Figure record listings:

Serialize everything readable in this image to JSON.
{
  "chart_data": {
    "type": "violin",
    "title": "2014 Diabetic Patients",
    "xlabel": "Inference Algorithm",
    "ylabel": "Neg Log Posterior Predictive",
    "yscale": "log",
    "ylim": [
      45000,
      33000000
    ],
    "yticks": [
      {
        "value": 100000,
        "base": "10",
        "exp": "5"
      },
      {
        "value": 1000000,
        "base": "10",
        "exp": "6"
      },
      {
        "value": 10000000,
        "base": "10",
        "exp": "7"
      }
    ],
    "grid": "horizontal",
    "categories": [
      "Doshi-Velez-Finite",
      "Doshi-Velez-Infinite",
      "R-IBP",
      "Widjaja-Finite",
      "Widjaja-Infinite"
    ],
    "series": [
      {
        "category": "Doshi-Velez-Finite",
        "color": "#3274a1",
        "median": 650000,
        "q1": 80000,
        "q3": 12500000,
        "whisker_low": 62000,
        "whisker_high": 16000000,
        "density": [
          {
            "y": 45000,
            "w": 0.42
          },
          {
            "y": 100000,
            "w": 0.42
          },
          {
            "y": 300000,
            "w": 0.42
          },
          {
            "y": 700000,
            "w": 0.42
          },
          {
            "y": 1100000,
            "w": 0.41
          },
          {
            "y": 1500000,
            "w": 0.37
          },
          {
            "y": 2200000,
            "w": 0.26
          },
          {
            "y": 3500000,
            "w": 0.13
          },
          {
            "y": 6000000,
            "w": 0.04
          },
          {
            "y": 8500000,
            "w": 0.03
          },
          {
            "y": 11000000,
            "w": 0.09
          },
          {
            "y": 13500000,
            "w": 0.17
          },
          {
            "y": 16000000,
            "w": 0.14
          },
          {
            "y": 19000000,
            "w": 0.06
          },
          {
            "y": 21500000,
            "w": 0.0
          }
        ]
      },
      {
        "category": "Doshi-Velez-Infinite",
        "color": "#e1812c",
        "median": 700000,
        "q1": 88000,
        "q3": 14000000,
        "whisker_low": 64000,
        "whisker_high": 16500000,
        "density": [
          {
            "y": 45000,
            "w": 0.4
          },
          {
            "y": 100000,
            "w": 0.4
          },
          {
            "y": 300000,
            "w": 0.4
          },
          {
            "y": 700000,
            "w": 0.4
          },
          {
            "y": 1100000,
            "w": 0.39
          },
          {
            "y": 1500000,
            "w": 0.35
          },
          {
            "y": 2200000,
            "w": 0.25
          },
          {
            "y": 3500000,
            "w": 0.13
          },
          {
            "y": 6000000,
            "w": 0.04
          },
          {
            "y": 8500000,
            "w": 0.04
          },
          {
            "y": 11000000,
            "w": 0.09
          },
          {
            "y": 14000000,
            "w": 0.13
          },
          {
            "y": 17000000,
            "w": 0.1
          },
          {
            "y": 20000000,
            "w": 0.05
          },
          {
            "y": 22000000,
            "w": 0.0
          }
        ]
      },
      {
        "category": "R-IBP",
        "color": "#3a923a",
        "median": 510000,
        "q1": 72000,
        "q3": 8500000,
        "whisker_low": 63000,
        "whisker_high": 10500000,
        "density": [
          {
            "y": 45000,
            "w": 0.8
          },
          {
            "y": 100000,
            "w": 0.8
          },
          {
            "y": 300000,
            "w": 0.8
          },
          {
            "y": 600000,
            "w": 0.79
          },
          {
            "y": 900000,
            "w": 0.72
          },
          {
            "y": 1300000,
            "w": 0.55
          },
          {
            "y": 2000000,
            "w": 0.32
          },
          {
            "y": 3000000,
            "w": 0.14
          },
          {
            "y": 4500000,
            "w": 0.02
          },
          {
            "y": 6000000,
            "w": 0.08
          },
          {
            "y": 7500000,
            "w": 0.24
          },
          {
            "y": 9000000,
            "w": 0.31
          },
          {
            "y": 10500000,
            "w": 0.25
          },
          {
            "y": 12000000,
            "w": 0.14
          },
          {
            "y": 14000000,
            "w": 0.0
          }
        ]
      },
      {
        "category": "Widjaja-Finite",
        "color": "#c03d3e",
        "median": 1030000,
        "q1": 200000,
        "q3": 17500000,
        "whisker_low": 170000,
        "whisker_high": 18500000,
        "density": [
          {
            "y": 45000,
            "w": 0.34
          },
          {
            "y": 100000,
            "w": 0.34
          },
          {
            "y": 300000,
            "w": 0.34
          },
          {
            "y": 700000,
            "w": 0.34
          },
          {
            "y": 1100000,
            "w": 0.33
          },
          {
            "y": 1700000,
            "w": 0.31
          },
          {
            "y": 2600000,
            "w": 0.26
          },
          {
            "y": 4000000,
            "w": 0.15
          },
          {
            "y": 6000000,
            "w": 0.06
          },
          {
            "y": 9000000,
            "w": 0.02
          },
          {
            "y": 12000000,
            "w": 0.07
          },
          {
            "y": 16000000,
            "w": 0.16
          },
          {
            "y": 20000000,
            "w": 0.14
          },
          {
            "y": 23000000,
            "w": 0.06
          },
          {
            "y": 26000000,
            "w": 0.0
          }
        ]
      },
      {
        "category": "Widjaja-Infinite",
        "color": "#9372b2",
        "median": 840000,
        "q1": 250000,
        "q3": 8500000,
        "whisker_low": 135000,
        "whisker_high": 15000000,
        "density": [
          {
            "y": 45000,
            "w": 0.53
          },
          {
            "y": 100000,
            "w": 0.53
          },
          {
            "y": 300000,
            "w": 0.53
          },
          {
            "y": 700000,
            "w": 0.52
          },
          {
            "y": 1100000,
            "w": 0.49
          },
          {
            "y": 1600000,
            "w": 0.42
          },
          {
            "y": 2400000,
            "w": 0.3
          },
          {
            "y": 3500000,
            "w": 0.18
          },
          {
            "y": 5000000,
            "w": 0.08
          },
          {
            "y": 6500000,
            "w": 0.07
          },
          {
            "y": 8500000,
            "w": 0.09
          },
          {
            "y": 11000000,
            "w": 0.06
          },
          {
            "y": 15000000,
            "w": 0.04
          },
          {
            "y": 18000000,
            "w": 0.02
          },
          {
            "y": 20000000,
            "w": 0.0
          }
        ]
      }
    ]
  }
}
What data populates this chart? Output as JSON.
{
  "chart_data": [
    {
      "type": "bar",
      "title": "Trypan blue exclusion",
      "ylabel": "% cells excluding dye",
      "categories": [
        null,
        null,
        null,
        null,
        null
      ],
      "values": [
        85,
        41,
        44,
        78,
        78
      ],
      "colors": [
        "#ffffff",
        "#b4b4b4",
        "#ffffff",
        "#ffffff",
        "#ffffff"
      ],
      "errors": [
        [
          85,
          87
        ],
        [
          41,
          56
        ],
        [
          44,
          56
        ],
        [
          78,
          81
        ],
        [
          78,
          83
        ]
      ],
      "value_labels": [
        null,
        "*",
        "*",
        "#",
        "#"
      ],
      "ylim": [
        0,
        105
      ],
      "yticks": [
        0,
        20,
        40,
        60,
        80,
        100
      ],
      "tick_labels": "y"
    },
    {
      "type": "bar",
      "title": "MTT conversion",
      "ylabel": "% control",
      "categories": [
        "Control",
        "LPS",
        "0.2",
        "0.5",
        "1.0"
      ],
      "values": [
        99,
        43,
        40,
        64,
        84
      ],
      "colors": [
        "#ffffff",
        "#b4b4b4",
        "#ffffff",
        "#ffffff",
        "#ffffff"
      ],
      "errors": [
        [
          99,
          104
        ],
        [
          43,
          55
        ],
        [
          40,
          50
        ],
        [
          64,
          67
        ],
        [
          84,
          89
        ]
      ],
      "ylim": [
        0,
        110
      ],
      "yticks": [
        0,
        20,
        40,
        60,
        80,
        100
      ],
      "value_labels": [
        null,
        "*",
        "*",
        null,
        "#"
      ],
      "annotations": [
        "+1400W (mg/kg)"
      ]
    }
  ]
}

TASK: Go line by line through the data and copy any that contain "Doshi".

TASK ANSWER:
      "Doshi-Velez-Finite",
      "Doshi-Velez-Infinite",
        "category": "Doshi-Velez-Finite",
        "category": "Doshi-Velez-Infinite",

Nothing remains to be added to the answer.